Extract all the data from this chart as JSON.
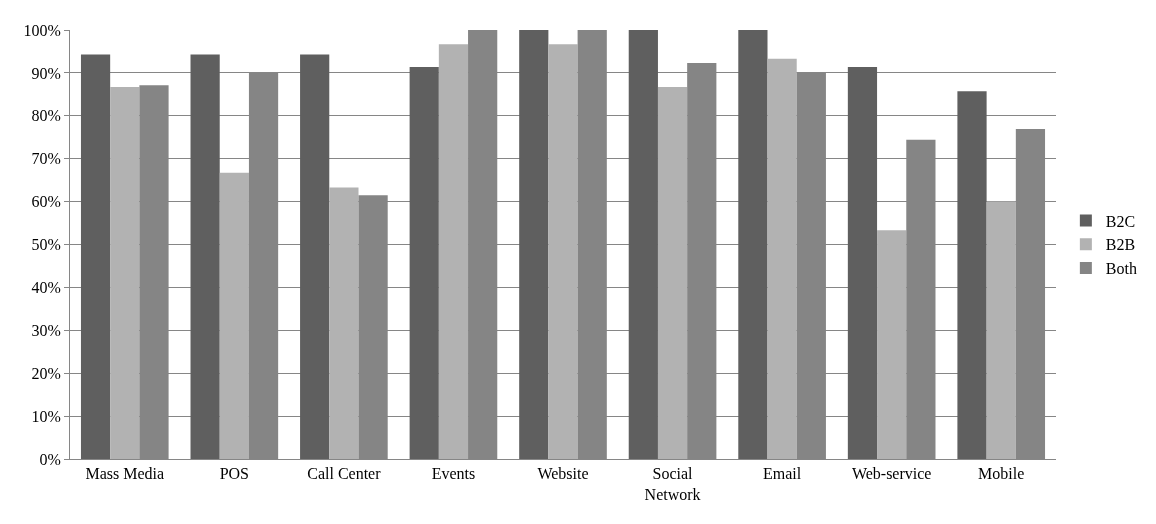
{
  "chart_data": {
    "type": "bar",
    "categories": [
      "Mass Media",
      "POS",
      "Call Center",
      "Events",
      "Website",
      "Social\nNetwork",
      "Email",
      "Web-service",
      "Mobile"
    ],
    "series": [
      {
        "name": "B2C",
        "color": "#5f5f5f",
        "values": [
          94.3,
          94.3,
          94.3,
          91.4,
          100,
          100,
          100,
          91.4,
          85.7
        ]
      },
      {
        "name": "B2B",
        "color": "#b2b2b2",
        "values": [
          86.7,
          66.7,
          63.3,
          96.7,
          96.7,
          86.7,
          93.3,
          53.3,
          60
        ]
      },
      {
        "name": "Both",
        "color": "#858585",
        "values": [
          87.1,
          90,
          61.5,
          100,
          100,
          92.3,
          90,
          74.4,
          76.9
        ]
      }
    ],
    "ylim": [
      0,
      100
    ],
    "yticks": [
      {
        "value": 0,
        "label": "0%"
      },
      {
        "value": 10,
        "label": "10%"
      },
      {
        "value": 20,
        "label": "20%"
      },
      {
        "value": 30,
        "label": "30%"
      },
      {
        "value": 40,
        "label": "40%"
      },
      {
        "value": 50,
        "label": "50%"
      },
      {
        "value": 60,
        "label": "60%"
      },
      {
        "value": 70,
        "label": "70%"
      },
      {
        "value": 80,
        "label": "80%"
      },
      {
        "value": 90,
        "label": "90%"
      },
      {
        "value": 100,
        "label": "100%"
      }
    ],
    "grid": "y",
    "legend": "right"
  }
}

> _Set task_
Return every line of the records exactly as given, pictures excluded.

> _Answer to this problem_
Extract all the data from this chart as JSON.
{
  "chart_data": {
    "type": "bar",
    "categories": [
      "Mass Media",
      "POS",
      "Call Center",
      "Events",
      "Website",
      "Social\nNetwork",
      "Email",
      "Web-service",
      "Mobile"
    ],
    "series": [
      {
        "name": "B2C",
        "color": "#5f5f5f",
        "values": [
          94.3,
          94.3,
          94.3,
          91.4,
          100,
          100,
          100,
          91.4,
          85.7
        ]
      },
      {
        "name": "B2B",
        "color": "#b2b2b2",
        "values": [
          86.7,
          66.7,
          63.3,
          96.7,
          96.7,
          86.7,
          93.3,
          53.3,
          60
        ]
      },
      {
        "name": "Both",
        "color": "#858585",
        "values": [
          87.1,
          90,
          61.5,
          100,
          100,
          92.3,
          90,
          74.4,
          76.9
        ]
      }
    ],
    "ylim": [
      0,
      100
    ],
    "yticks": [
      {
        "value": 0,
        "label": "0%"
      },
      {
        "value": 10,
        "label": "10%"
      },
      {
        "value": 20,
        "label": "20%"
      },
      {
        "value": 30,
        "label": "30%"
      },
      {
        "value": 40,
        "label": "40%"
      },
      {
        "value": 50,
        "label": "50%"
      },
      {
        "value": 60,
        "label": "60%"
      },
      {
        "value": 70,
        "label": "70%"
      },
      {
        "value": 80,
        "label": "80%"
      },
      {
        "value": 90,
        "label": "90%"
      },
      {
        "value": 100,
        "label": "100%"
      }
    ],
    "grid": "y",
    "legend": "right"
  }
}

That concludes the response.